Requirements
Copy every line that mentions the word "ρTHE".

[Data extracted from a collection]

-*-*-

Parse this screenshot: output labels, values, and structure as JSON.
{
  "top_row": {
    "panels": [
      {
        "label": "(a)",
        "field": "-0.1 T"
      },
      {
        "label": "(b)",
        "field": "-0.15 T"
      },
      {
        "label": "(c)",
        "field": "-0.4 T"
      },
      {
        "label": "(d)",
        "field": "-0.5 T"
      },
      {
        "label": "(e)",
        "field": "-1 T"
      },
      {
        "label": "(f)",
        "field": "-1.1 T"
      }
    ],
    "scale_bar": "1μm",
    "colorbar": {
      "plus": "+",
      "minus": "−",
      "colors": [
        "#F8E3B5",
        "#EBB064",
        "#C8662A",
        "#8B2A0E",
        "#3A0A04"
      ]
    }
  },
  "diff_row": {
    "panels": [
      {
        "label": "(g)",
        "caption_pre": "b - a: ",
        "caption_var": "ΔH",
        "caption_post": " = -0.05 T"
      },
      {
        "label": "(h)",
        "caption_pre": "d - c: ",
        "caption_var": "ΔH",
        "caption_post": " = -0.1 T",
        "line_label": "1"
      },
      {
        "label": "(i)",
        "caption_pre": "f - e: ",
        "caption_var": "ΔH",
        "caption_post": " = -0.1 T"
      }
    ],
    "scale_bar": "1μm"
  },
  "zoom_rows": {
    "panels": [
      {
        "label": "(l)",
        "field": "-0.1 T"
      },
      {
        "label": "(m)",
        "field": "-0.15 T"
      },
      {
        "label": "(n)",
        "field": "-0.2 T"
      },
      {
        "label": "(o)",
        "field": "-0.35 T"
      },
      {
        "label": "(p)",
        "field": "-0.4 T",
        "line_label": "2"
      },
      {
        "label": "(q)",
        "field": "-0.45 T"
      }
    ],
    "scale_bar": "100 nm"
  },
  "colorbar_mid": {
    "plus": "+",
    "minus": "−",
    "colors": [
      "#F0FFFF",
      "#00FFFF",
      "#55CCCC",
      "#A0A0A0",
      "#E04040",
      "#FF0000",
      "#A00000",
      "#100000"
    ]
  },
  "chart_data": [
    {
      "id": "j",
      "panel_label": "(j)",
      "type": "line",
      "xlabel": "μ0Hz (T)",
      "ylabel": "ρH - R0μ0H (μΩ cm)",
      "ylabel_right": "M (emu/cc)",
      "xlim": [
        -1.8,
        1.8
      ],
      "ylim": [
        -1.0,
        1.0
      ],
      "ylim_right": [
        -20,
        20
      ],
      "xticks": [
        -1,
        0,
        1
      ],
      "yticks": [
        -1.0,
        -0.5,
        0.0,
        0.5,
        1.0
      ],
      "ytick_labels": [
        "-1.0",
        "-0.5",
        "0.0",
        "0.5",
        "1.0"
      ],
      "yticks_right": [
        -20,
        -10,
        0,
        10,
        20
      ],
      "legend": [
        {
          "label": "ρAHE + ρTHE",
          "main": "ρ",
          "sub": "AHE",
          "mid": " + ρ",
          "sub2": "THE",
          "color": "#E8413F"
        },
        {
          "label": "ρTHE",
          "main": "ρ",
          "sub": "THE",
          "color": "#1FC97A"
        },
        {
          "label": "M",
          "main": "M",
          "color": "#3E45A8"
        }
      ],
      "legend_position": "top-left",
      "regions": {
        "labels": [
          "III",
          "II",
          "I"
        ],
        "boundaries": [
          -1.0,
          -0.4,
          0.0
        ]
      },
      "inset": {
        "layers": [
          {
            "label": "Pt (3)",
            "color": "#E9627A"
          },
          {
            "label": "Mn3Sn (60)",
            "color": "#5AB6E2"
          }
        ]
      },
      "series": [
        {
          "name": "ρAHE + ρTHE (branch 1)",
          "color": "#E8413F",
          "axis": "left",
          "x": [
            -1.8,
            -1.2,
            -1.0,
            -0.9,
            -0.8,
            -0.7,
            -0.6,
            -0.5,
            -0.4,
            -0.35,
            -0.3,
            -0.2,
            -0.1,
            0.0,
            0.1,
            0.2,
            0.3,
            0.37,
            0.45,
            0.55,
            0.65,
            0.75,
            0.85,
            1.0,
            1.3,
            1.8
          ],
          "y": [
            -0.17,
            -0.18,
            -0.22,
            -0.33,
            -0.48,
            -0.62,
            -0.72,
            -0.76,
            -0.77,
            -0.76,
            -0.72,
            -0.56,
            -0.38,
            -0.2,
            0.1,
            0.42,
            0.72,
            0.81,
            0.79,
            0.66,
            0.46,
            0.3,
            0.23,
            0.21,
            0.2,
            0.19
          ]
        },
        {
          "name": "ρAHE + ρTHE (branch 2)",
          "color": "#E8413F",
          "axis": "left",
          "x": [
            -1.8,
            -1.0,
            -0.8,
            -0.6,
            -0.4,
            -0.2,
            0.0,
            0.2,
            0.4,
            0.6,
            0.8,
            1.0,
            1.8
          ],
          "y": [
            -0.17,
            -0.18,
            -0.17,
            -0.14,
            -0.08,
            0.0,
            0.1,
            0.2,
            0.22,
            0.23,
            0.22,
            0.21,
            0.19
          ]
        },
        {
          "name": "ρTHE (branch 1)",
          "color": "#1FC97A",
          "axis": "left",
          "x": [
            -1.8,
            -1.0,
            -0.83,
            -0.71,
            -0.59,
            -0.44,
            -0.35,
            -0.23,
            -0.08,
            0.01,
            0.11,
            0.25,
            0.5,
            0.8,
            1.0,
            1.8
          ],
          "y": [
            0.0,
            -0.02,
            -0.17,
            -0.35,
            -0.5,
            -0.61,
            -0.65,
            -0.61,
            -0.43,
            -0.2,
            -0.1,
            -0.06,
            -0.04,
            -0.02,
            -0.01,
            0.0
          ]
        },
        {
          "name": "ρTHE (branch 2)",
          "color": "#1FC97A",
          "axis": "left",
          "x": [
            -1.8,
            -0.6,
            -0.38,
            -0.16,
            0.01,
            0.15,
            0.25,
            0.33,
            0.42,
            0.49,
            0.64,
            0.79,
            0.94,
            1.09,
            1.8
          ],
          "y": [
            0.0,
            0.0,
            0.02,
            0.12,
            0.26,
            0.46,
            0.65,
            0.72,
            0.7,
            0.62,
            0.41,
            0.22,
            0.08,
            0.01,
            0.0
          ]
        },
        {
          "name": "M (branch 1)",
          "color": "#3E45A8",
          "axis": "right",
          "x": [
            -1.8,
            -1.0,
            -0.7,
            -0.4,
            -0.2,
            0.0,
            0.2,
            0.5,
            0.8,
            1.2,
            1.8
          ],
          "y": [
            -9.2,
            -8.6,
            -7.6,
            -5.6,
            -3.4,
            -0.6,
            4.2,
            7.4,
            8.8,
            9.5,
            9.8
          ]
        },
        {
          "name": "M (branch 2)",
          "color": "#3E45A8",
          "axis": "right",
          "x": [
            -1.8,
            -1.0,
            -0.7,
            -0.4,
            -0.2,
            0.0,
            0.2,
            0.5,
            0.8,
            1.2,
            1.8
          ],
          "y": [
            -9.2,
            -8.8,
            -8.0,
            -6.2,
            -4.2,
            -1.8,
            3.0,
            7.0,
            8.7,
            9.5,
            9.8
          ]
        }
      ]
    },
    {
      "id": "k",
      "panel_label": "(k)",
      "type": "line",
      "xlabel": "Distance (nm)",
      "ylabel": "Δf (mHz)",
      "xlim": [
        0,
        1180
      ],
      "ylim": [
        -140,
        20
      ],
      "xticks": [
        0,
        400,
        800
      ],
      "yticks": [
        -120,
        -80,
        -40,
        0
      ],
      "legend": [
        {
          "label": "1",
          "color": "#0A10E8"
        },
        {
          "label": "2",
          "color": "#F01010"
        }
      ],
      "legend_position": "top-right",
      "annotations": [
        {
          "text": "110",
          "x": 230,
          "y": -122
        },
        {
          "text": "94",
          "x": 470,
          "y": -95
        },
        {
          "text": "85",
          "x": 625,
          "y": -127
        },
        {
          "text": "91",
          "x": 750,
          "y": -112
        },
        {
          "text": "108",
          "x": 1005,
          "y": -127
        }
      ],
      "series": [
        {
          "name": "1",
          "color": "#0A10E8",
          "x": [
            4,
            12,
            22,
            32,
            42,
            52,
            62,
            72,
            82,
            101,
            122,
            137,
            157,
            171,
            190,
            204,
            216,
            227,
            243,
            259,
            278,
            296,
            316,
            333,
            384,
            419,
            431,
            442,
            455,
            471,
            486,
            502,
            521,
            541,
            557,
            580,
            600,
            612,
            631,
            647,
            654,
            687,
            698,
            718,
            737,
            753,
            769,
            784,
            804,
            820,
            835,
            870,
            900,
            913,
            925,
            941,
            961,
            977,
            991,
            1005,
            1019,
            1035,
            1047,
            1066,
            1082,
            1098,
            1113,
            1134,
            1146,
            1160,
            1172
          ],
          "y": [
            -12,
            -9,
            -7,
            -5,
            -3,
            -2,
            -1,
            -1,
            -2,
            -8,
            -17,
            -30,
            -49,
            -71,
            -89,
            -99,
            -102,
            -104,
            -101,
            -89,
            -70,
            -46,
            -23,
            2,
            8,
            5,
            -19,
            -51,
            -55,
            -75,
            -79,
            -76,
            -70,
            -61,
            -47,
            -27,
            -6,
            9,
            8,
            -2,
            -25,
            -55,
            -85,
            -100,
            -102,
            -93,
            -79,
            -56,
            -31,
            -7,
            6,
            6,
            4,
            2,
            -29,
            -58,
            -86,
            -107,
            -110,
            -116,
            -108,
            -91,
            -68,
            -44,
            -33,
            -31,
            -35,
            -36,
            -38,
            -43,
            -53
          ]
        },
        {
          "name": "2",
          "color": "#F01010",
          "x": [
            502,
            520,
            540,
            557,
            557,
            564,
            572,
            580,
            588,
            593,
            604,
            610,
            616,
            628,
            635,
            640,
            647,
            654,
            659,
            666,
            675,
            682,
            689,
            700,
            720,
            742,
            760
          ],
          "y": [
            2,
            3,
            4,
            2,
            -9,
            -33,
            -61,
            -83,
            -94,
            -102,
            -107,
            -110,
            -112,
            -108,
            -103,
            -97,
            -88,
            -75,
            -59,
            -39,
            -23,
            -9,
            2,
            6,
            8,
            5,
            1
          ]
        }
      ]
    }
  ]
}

-*-*-

Result of the task
          "label": "ρAHE + ρTHE",
          "label": "ρTHE",
          "name": "ρAHE + ρTHE (branch 1)",
          "name": "ρAHE + ρTHE (branch 2)",
          "name": "ρTHE (branch 1)",
          "name": "ρTHE (branch 2)",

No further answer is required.